Wherever the word "Light" appears in a line, extract that line.

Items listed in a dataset
○ ○ ○ ○ ○ ○ ○
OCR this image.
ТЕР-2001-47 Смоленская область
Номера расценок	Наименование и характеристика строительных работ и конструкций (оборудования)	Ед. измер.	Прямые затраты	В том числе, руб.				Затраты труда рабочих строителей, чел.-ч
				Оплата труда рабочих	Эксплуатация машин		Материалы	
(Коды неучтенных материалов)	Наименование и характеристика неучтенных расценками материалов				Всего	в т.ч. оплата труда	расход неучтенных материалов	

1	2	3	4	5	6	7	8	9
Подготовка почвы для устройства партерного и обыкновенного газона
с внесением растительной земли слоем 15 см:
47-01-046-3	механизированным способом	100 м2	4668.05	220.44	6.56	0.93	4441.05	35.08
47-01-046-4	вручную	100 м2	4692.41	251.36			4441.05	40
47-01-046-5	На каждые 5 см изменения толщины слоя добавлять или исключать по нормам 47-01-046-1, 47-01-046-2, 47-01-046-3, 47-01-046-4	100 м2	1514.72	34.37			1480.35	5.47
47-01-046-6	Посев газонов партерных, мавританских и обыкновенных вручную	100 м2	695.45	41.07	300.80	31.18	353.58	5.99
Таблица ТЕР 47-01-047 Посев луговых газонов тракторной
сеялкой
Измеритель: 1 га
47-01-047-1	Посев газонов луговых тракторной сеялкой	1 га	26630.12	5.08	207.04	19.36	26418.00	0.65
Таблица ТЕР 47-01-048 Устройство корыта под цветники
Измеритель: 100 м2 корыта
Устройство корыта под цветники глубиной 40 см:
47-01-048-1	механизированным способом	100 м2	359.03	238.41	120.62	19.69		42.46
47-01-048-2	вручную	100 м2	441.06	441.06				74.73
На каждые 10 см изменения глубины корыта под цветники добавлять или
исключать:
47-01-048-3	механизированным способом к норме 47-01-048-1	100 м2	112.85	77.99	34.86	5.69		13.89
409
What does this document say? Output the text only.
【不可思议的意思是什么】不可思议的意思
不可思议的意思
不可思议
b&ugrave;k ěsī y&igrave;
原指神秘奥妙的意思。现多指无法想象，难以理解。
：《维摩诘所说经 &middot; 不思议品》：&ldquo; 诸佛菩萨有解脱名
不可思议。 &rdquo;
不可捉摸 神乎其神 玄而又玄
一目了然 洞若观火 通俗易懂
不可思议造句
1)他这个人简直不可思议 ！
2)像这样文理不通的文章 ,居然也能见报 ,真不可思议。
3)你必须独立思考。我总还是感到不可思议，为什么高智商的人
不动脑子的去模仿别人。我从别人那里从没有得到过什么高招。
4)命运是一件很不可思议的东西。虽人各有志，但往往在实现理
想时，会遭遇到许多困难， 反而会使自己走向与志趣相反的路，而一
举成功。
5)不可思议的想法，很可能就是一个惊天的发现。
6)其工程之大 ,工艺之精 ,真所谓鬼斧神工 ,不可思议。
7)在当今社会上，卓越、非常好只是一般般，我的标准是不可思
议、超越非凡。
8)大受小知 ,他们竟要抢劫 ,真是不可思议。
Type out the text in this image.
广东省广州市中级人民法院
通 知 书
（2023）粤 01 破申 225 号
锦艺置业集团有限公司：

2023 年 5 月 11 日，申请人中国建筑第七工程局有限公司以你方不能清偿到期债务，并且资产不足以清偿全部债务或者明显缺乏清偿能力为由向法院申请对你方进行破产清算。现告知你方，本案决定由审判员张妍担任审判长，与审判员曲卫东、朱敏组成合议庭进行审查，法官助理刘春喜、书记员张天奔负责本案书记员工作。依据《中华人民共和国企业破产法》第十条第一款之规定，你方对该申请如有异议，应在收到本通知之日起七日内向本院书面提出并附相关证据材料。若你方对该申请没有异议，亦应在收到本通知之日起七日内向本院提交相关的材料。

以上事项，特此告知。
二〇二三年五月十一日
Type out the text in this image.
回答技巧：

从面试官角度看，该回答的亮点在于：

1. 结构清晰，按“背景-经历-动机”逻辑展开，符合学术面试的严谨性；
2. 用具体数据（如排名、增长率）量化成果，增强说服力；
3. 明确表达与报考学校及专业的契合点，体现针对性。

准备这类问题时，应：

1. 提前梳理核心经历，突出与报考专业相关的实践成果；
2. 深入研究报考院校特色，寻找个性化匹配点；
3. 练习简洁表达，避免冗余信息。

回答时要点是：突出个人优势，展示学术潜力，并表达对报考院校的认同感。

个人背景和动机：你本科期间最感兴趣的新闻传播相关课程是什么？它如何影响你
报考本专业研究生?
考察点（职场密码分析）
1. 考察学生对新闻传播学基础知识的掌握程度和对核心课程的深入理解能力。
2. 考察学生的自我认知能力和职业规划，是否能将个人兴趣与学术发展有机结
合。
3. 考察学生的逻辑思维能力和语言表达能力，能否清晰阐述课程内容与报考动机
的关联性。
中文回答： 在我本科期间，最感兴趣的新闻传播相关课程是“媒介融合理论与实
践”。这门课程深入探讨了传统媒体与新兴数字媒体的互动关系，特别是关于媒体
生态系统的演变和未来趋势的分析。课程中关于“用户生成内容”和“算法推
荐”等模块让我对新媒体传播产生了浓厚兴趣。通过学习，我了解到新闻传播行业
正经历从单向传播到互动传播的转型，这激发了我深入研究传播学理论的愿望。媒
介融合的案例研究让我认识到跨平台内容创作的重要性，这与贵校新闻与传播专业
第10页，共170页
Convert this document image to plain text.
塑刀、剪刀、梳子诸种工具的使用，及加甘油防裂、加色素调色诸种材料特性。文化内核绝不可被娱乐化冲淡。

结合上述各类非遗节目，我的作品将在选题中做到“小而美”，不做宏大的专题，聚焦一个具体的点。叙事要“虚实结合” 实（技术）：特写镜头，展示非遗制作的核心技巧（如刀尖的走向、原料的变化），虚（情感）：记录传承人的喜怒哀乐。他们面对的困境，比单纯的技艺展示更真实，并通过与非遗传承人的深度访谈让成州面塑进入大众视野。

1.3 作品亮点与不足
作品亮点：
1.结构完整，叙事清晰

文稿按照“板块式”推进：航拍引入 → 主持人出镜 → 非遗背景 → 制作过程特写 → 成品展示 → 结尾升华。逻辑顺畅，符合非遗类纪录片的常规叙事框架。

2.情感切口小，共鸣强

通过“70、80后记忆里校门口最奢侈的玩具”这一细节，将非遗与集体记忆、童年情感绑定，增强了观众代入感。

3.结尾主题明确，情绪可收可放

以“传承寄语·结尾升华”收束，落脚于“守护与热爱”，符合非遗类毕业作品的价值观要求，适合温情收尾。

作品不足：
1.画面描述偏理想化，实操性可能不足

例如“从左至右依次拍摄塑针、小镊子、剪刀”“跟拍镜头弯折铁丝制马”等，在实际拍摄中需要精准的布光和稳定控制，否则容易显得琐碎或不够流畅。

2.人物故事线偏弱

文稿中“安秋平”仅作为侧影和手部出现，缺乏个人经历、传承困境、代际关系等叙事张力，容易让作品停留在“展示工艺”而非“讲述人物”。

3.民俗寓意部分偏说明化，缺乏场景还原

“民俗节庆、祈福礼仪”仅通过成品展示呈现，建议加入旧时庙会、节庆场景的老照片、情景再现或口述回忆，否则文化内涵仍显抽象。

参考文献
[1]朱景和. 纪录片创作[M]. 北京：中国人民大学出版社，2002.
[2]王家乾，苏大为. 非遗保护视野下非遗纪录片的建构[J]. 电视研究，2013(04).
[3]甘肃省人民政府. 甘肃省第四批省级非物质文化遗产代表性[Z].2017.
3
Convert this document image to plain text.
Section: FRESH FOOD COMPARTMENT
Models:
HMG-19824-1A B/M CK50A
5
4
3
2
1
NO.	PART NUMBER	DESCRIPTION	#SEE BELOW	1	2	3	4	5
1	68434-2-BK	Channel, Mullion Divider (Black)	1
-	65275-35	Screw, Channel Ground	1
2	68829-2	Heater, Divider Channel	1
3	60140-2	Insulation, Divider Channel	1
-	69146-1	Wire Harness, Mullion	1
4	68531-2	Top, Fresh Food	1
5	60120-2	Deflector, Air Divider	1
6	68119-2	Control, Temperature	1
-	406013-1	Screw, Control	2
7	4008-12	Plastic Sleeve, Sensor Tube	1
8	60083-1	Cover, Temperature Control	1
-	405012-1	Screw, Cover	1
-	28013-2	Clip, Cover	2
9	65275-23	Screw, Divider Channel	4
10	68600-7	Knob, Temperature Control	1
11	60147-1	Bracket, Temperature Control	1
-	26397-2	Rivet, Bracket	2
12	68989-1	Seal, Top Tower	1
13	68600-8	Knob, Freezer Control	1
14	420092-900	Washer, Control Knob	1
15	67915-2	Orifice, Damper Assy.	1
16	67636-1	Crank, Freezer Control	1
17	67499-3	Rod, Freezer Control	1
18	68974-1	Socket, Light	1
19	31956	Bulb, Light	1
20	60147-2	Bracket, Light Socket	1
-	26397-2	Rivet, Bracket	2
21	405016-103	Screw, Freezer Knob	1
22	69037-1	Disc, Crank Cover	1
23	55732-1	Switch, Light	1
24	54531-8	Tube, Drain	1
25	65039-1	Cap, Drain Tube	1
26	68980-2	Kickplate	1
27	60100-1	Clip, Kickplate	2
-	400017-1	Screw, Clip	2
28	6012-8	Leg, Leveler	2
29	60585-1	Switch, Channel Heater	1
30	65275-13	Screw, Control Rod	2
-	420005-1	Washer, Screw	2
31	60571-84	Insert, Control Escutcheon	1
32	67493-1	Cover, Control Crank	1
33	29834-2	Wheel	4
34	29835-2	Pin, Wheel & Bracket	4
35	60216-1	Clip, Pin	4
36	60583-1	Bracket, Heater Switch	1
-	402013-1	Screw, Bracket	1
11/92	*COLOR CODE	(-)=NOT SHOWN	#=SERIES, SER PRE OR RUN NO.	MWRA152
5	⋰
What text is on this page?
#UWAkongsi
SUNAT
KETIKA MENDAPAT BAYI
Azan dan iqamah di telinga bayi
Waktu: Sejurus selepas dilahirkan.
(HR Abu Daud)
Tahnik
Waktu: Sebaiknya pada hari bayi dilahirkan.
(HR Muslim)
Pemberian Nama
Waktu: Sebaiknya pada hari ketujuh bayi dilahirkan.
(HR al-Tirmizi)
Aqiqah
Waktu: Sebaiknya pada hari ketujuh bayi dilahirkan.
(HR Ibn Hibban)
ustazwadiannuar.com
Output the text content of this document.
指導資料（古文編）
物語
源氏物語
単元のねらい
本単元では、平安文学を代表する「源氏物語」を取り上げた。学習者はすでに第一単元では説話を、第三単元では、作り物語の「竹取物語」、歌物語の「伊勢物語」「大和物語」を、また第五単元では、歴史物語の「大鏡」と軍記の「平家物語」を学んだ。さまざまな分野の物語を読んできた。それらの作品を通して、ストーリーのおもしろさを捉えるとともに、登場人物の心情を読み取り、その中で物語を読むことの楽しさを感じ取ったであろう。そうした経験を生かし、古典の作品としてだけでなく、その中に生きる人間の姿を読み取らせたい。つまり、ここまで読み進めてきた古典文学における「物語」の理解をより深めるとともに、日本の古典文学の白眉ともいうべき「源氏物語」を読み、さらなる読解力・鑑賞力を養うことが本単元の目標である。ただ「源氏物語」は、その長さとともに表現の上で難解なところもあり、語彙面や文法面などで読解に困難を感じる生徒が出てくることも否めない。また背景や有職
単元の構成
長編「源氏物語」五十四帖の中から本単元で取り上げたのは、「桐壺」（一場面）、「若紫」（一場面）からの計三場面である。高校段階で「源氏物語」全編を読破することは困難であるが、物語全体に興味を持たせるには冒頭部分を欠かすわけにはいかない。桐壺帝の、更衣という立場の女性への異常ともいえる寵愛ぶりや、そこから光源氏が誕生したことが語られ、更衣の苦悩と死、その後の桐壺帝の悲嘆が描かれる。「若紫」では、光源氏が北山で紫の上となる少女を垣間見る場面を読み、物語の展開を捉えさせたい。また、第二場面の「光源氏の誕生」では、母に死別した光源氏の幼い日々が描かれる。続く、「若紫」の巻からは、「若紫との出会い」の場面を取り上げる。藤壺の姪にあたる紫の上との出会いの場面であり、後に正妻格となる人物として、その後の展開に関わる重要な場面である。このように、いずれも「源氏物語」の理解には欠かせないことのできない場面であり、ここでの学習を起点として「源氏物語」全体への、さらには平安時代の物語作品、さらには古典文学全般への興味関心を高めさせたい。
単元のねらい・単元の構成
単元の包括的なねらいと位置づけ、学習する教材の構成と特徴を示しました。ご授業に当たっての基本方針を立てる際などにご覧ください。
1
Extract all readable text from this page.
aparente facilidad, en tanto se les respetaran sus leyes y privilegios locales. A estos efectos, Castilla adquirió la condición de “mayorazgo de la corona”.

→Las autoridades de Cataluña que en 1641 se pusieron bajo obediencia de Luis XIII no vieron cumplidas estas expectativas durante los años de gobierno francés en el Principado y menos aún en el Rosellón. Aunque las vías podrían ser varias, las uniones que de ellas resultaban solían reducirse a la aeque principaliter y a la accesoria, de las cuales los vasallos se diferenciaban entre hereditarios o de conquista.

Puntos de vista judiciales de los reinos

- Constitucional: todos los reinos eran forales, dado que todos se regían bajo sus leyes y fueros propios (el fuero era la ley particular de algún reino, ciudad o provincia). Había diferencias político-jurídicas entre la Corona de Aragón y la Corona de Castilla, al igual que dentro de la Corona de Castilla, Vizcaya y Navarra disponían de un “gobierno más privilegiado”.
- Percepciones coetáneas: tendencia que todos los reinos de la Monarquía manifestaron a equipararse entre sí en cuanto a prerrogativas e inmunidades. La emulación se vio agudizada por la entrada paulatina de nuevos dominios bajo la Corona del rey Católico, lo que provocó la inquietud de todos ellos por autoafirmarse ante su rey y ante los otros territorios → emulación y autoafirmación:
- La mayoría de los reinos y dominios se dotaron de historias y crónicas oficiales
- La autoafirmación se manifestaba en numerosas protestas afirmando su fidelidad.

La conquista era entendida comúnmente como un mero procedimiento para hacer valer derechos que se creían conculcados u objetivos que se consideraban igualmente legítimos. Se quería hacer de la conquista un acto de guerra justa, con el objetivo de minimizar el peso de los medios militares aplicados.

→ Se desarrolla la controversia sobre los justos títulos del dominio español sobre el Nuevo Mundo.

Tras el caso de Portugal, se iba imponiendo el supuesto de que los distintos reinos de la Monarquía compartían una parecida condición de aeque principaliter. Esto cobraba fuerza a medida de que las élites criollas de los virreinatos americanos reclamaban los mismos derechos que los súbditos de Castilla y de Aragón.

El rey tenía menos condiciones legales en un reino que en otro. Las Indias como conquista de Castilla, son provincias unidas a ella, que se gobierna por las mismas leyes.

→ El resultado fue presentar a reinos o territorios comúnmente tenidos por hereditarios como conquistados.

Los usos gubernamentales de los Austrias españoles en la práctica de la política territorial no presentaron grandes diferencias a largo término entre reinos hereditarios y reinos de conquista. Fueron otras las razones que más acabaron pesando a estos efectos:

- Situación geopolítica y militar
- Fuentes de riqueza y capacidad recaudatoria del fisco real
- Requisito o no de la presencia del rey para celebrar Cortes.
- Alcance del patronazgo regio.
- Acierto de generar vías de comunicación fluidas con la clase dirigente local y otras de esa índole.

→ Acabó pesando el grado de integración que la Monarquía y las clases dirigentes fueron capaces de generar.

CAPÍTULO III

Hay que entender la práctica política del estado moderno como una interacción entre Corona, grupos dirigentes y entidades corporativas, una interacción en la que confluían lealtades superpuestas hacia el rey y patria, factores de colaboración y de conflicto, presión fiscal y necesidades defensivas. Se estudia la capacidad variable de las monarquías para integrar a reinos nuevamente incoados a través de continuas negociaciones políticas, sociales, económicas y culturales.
○ ○ ○ ○ ○ ○ ○
- **Result of this exercise**
18	68974-1	Socket, Light	1
19	31956	Bulb, Light	1
20	60147-2	Bracket, Light Socket	1
23	55732-1	Switch, Light	1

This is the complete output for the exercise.